> _EXERCISE INSTRUCTIONS_
Copy, in full, each line of the material that holds the word "subtitle".

> _LISTED ENTRIES_

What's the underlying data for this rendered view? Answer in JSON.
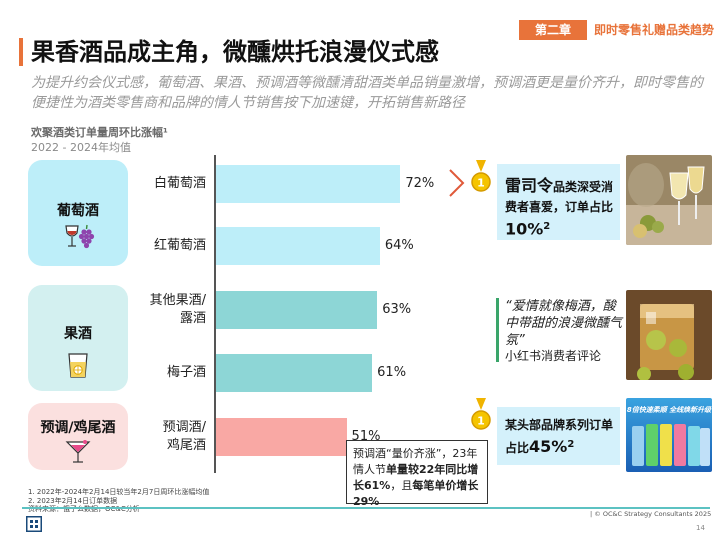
{
  "header": {
    "chapter_tag": "第二章",
    "chapter_title": "即时零售礼赠品类趋势"
  },
  "title": "果香酒品成主角，微醺烘托浪漫仪式感",
  "subtitle": "为提升约会仪式感，葡萄酒、果酒、预调酒等微醺清甜酒类单品销量激增，预调酒更是量价齐升，即时零售的便捷性为酒类零售商和品牌的情人节销售按下加速键，开拓销售新路径",
  "chart_data": {
    "type": "bar",
    "orientation": "horizontal",
    "title": "欢聚酒类订单量周环比涨幅¹",
    "subtitle": "2022 - 2024年均值",
    "groups": [
      {
        "name": "葡萄酒",
        "color": "#bdeef9",
        "bar_color": "#bdeef9",
        "items": [
          {
            "label": "白葡萄酒",
            "value": 72,
            "display": "72%"
          },
          {
            "label": "红葡萄酒",
            "value": 64,
            "display": "64%"
          }
        ]
      },
      {
        "name": "果酒",
        "color": "#d3f0f0",
        "bar_color": "#8dd6d6",
        "items": [
          {
            "label": "其他果酒/\n露酒",
            "value": 63,
            "display": "63%"
          },
          {
            "label": "梅子酒",
            "value": 61,
            "display": "61%"
          }
        ]
      },
      {
        "name": "预调/鸡尾酒",
        "color": "#fbe0df",
        "bar_color": "#f9a8a4",
        "items": [
          {
            "label": "预调酒/\n鸡尾酒",
            "value": 51,
            "display": "51%"
          }
        ]
      }
    ],
    "xlim": [
      0,
      100
    ]
  },
  "callouts": {
    "wine_brand": "雷司令",
    "wine_text": "品类深受消费者喜爱，订单占比",
    "wine_pct": "10%",
    "wine_sup": "2",
    "quote": "“爱情就像梅酒，酸中带甜的浪漫微醺气氛”",
    "quote_source": "小红书消费者评论",
    "rtd_text": "某头部品牌系列订单占比",
    "rtd_pct": "45%",
    "rtd_sup": "2",
    "rtd_can_text": "8倍快速柔顺 全线焕新升级"
  },
  "note": {
    "text_1": "预调酒“量价齐涨”，23年情人节",
    "bold_1": "单量较22年同比增长61%",
    "text_2": "，且",
    "bold_2": "每笔单价增长29%"
  },
  "footnotes": {
    "line1": "1. 2022年-2024年2月14日较当年2月7日周环比涨幅均值",
    "line2": "2. 2023年2月14日订单数据",
    "line3": "资料来源：饿了么数据，OC&C分析"
  },
  "footer": {
    "copyright": "| © OC&C Strategy Consultants 2025",
    "page": "14"
  },
  "colors": {
    "accent": "#e8733a",
    "teal": "#5cc2c2",
    "callout_bg": "#d4f1fb",
    "quote_bar": "#3aa56a"
  }
}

> _FINAL RESULT_
  "subtitle": "为提升约会仪式感，葡萄酒、果酒、预调酒等微醺清甜酒类单品销量激增，预调酒更是量价齐升，即时零售的便捷性为酒类零售商和品牌的情人节销售按下加速键，开拓销售新路径",
    "subtitle": "2022 - 2024年均值",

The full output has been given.